— Start —

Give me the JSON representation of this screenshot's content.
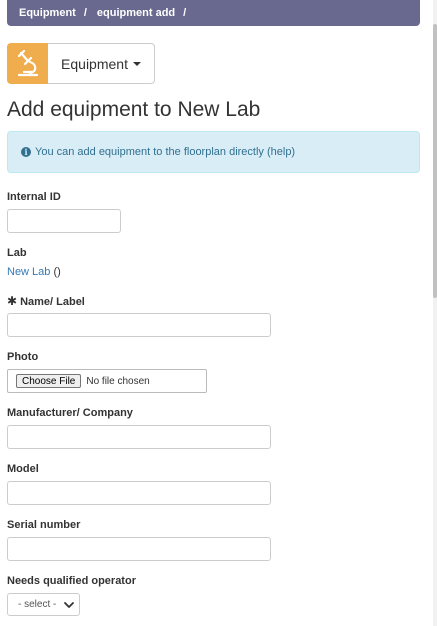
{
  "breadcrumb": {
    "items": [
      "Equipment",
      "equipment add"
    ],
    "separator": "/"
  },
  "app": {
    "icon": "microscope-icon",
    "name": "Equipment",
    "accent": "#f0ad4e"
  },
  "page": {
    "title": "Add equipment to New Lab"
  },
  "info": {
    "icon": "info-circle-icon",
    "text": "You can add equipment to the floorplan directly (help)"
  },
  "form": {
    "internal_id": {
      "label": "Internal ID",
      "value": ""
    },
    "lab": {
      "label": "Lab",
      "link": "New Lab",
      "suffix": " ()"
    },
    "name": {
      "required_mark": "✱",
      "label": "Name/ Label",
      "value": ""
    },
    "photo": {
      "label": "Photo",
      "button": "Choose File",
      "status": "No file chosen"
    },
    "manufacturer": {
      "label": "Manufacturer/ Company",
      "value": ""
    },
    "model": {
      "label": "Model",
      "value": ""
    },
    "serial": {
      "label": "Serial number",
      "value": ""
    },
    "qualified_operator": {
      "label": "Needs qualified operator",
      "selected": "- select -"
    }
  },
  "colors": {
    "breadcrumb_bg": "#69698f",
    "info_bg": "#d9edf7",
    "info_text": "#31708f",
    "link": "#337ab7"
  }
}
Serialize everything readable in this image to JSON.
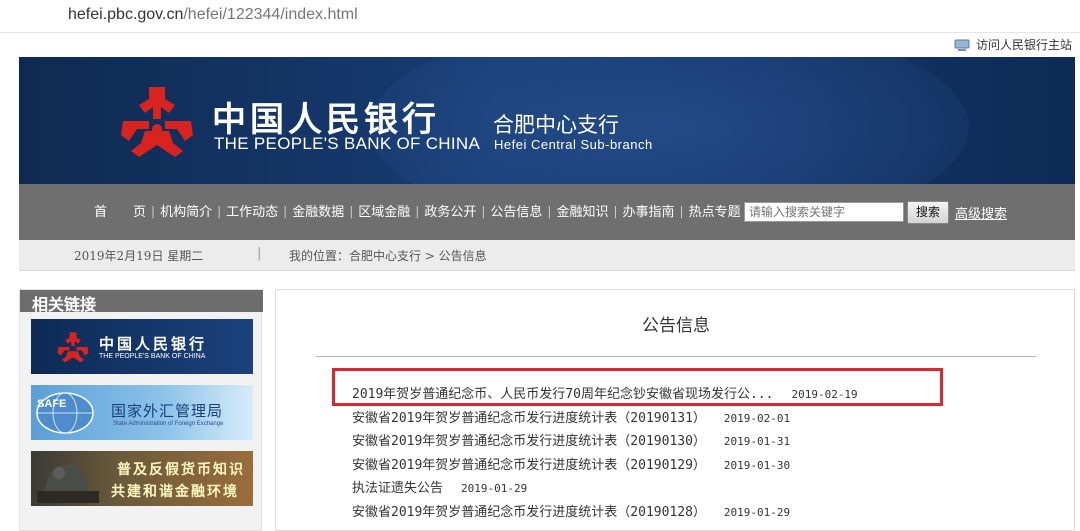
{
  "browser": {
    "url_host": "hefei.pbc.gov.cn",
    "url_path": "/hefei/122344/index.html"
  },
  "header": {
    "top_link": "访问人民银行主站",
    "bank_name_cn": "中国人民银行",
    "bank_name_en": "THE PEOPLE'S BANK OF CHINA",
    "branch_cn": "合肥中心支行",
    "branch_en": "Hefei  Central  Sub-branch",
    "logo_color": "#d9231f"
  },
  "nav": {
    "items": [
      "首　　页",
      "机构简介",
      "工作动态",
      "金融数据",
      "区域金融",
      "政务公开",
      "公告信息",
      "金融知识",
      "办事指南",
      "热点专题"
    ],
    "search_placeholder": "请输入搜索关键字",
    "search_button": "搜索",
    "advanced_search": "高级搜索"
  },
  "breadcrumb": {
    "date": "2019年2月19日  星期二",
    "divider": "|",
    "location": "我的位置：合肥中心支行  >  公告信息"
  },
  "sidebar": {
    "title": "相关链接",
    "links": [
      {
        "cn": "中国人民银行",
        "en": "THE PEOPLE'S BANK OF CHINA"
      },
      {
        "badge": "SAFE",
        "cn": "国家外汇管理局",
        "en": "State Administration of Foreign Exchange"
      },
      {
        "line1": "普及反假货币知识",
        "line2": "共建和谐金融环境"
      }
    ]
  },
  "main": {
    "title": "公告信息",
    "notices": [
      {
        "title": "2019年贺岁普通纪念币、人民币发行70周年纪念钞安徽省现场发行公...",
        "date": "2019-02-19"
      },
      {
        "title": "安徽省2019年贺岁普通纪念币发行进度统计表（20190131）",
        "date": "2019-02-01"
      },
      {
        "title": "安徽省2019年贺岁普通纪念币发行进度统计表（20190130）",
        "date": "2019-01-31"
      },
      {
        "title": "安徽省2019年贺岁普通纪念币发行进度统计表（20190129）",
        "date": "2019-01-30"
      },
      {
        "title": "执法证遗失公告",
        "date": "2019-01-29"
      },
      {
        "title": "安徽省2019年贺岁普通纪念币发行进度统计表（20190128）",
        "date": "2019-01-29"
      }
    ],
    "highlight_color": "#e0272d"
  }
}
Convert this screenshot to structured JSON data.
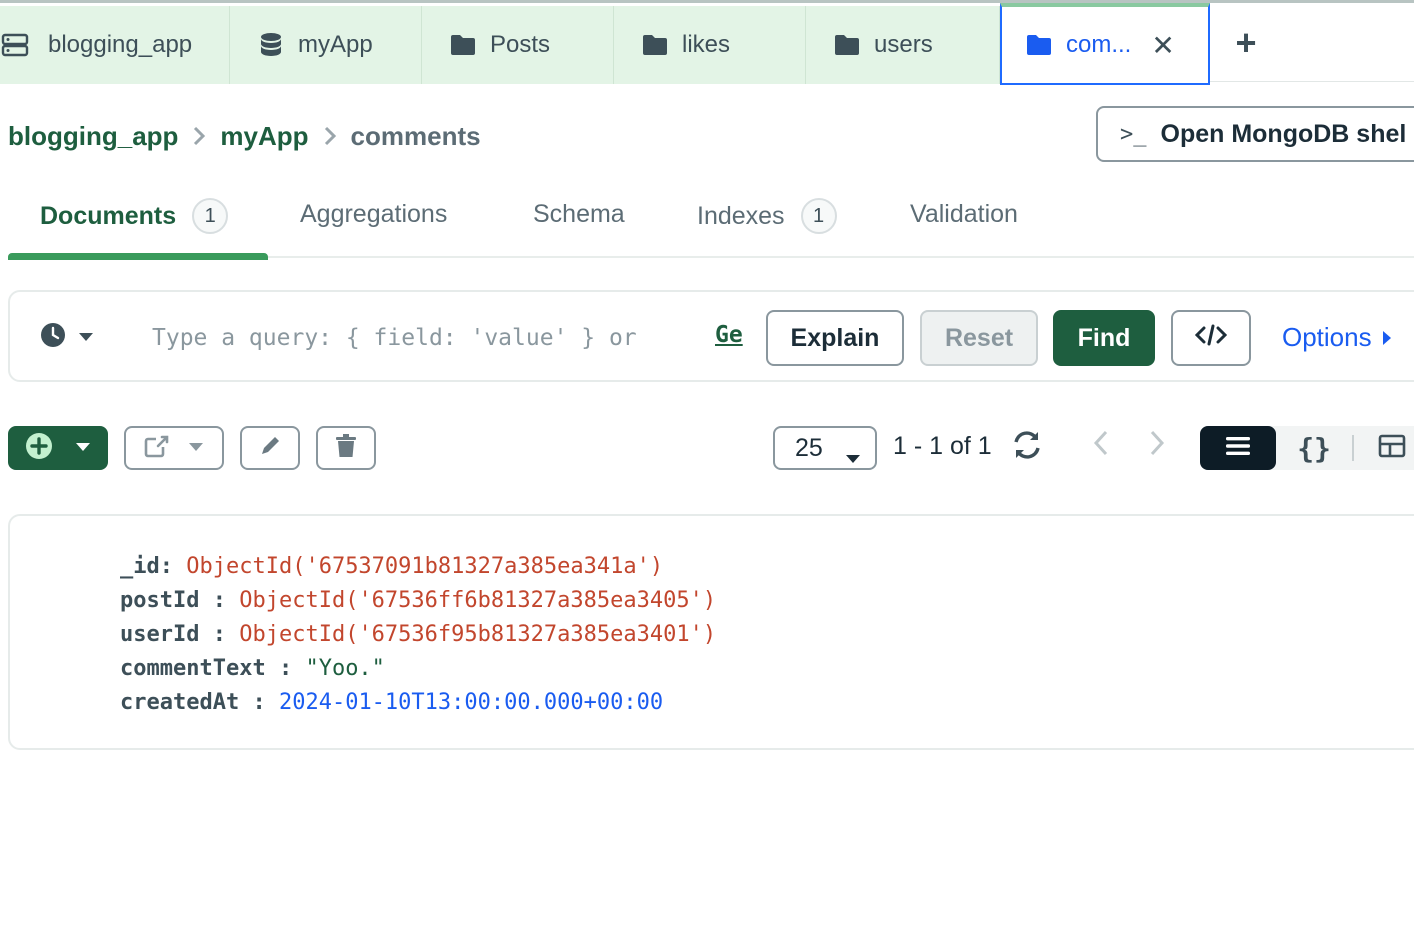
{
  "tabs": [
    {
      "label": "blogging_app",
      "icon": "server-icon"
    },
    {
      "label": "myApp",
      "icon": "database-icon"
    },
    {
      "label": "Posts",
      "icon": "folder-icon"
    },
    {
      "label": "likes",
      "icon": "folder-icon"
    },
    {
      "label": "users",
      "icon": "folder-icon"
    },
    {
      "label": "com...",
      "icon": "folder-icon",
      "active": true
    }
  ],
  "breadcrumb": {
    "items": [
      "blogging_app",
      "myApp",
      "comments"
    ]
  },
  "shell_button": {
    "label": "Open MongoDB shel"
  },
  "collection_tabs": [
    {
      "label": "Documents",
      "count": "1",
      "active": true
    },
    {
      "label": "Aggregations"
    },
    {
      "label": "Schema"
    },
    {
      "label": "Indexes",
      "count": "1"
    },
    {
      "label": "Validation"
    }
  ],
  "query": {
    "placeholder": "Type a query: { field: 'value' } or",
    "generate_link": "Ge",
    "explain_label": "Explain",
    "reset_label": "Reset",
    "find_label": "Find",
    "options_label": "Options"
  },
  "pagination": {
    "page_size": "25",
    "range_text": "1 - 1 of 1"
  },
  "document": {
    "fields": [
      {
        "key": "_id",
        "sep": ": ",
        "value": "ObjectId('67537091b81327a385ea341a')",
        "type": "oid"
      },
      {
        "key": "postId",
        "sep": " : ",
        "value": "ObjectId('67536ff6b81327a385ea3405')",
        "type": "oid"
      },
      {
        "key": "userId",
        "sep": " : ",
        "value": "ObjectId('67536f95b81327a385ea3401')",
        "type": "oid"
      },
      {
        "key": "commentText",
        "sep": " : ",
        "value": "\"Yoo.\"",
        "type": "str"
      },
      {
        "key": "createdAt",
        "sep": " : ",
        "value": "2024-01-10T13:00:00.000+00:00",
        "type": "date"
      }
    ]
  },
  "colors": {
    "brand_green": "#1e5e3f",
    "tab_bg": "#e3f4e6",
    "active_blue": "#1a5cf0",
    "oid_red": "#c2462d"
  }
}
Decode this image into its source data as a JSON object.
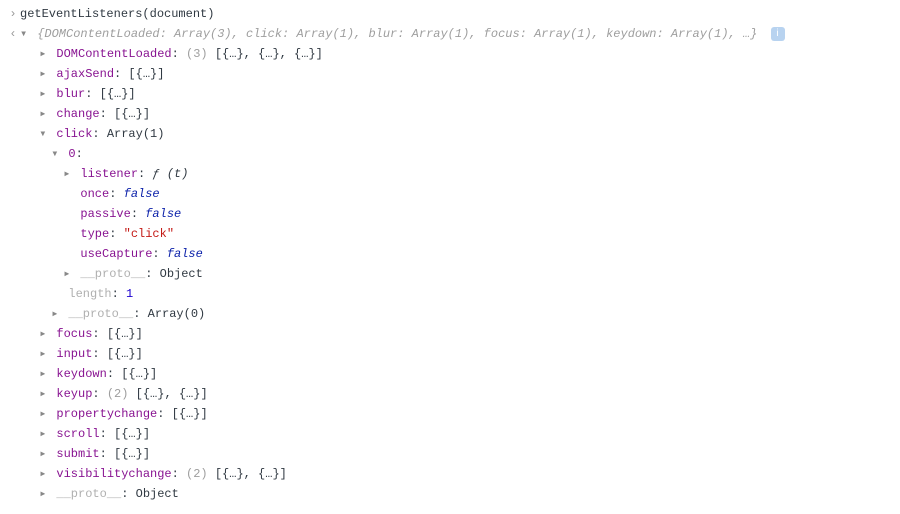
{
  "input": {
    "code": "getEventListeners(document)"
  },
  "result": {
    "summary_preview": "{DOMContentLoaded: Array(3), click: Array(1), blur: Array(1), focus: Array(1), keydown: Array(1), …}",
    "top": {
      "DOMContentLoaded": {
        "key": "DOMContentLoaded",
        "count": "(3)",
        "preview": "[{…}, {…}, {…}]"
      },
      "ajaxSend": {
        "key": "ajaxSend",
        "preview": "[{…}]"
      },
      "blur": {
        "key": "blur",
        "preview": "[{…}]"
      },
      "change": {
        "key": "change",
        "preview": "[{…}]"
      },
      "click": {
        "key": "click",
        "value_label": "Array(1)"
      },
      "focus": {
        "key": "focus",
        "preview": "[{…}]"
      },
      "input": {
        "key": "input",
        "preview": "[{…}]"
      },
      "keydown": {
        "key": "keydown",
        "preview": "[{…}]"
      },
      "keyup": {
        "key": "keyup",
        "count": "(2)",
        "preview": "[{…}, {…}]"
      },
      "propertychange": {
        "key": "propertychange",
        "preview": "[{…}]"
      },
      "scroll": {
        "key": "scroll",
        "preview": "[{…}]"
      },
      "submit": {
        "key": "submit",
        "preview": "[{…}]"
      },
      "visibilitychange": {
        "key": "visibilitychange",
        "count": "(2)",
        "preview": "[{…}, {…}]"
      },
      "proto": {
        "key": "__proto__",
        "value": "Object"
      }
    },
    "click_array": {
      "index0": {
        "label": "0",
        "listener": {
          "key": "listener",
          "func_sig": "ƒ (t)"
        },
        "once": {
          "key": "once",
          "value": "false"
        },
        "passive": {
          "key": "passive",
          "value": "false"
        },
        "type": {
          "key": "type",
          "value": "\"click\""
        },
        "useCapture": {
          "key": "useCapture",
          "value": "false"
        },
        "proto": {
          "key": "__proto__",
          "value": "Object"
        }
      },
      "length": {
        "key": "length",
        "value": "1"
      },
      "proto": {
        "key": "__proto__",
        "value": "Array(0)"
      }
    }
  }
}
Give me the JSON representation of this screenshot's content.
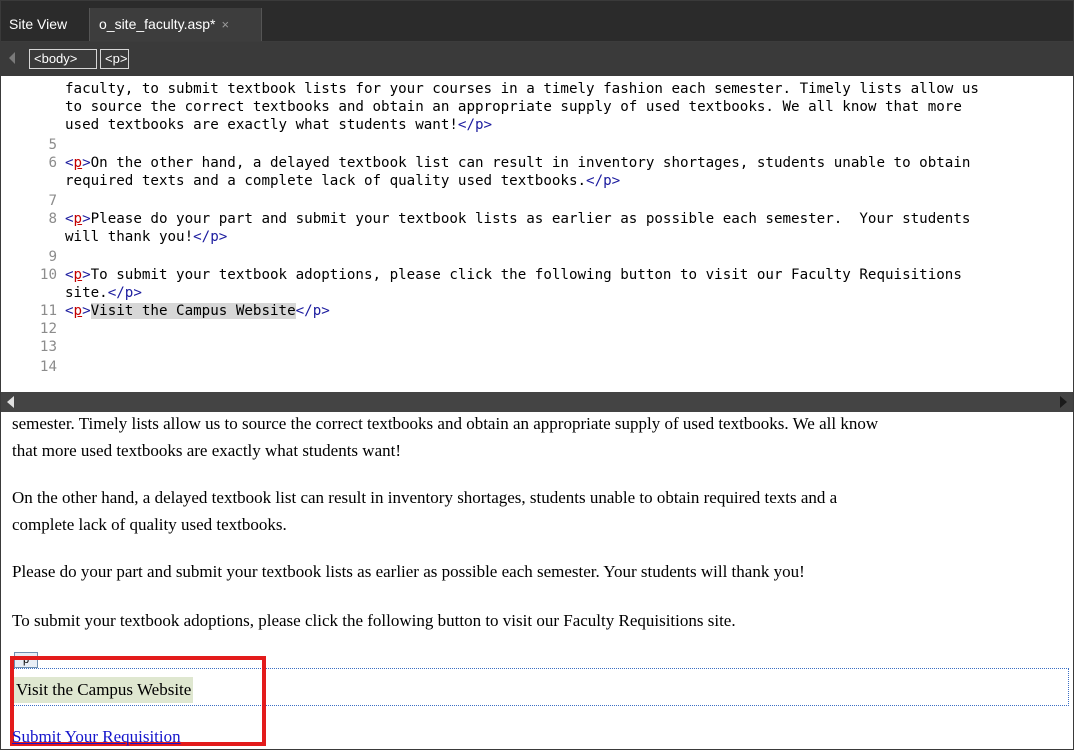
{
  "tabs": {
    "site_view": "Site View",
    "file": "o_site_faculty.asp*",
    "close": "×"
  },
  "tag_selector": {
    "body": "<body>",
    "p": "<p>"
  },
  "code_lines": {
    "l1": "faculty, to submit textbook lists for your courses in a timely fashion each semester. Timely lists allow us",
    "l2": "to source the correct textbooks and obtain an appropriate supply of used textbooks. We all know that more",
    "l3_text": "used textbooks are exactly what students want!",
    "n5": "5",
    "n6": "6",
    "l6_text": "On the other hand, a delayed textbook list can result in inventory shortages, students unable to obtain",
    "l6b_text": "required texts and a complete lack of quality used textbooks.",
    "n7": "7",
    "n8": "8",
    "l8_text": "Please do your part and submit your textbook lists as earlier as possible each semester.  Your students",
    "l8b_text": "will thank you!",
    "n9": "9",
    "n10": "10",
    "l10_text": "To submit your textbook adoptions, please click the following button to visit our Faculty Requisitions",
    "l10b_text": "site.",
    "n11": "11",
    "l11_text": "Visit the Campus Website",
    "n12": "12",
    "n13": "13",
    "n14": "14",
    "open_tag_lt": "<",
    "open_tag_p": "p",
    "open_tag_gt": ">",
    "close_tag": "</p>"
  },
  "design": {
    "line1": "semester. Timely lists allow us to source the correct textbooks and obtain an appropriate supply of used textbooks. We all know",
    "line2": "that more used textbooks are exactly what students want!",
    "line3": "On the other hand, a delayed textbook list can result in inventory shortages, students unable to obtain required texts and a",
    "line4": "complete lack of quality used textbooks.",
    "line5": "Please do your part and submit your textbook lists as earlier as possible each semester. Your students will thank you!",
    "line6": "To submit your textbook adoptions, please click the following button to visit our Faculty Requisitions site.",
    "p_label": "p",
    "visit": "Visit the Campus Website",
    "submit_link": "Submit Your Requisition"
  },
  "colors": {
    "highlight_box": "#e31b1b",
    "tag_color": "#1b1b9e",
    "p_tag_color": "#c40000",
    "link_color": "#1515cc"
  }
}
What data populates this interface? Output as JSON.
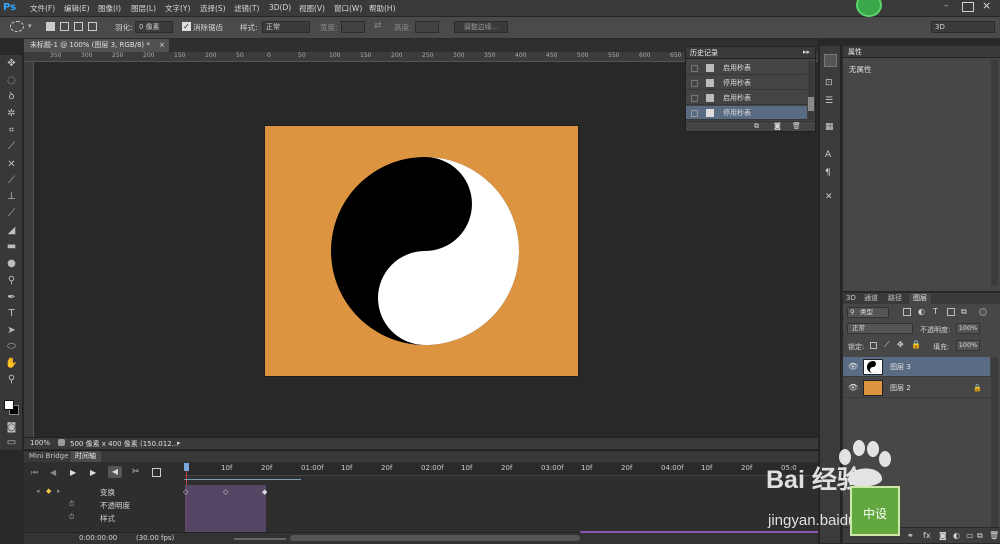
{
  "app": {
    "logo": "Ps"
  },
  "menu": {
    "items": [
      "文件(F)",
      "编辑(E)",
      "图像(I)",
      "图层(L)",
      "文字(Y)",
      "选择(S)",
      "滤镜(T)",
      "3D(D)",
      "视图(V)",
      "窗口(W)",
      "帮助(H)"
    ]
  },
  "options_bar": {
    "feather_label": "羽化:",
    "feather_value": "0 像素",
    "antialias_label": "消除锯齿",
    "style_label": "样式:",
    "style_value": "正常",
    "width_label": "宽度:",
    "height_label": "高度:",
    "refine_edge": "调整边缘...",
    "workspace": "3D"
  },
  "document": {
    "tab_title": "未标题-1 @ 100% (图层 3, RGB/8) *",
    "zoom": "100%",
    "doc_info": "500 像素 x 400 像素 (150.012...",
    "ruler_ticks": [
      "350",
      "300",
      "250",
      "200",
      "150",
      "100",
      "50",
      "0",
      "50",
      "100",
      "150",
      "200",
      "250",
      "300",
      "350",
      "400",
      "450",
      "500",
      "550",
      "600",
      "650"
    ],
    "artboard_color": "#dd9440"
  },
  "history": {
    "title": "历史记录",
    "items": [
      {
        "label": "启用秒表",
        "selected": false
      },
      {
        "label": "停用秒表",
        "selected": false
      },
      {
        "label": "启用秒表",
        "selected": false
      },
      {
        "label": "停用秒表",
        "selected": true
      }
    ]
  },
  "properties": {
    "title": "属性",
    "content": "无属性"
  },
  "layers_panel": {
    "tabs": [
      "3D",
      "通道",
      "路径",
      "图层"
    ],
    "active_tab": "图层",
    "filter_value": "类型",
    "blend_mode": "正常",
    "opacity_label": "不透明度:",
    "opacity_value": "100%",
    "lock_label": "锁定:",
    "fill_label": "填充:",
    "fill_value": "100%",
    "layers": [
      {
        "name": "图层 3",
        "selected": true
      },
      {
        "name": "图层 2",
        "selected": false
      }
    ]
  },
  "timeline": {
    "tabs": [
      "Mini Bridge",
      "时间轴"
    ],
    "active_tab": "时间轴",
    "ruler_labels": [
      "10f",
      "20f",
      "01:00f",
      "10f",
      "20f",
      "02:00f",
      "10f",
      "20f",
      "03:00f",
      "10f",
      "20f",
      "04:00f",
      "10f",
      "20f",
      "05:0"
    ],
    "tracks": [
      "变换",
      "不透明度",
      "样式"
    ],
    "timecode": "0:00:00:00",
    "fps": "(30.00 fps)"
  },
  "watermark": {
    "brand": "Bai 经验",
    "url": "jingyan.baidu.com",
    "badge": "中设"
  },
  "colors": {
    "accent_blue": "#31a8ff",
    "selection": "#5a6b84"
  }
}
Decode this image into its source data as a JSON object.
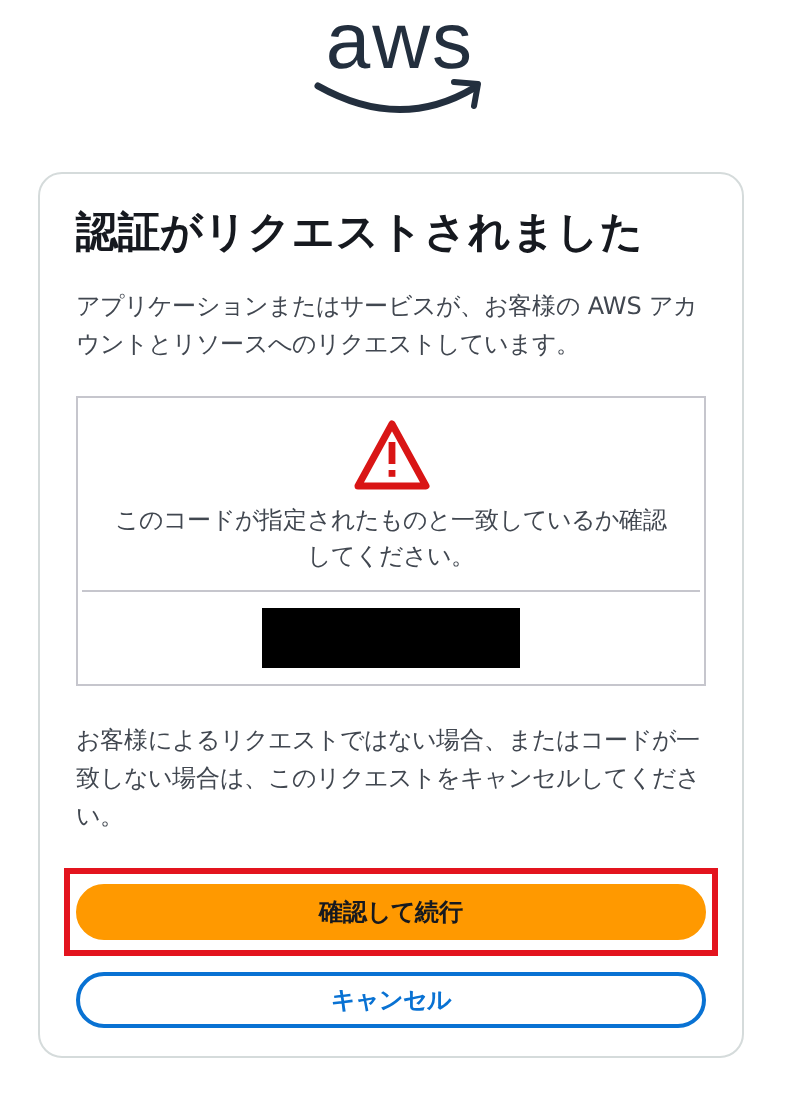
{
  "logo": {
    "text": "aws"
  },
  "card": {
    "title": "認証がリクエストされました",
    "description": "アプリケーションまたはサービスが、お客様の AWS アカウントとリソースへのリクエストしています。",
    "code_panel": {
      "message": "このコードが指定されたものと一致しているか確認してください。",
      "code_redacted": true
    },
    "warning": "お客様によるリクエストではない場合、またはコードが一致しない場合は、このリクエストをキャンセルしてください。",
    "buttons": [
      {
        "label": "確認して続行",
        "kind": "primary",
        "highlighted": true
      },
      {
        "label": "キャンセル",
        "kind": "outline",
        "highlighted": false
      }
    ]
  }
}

— End —

[Directions for this task] Gather from the data above every line with the string "complete".

[Task result]
    "l6b_text": "required texts and a complete lack of quality used textbooks.",
    "line4": "complete lack of quality used textbooks.",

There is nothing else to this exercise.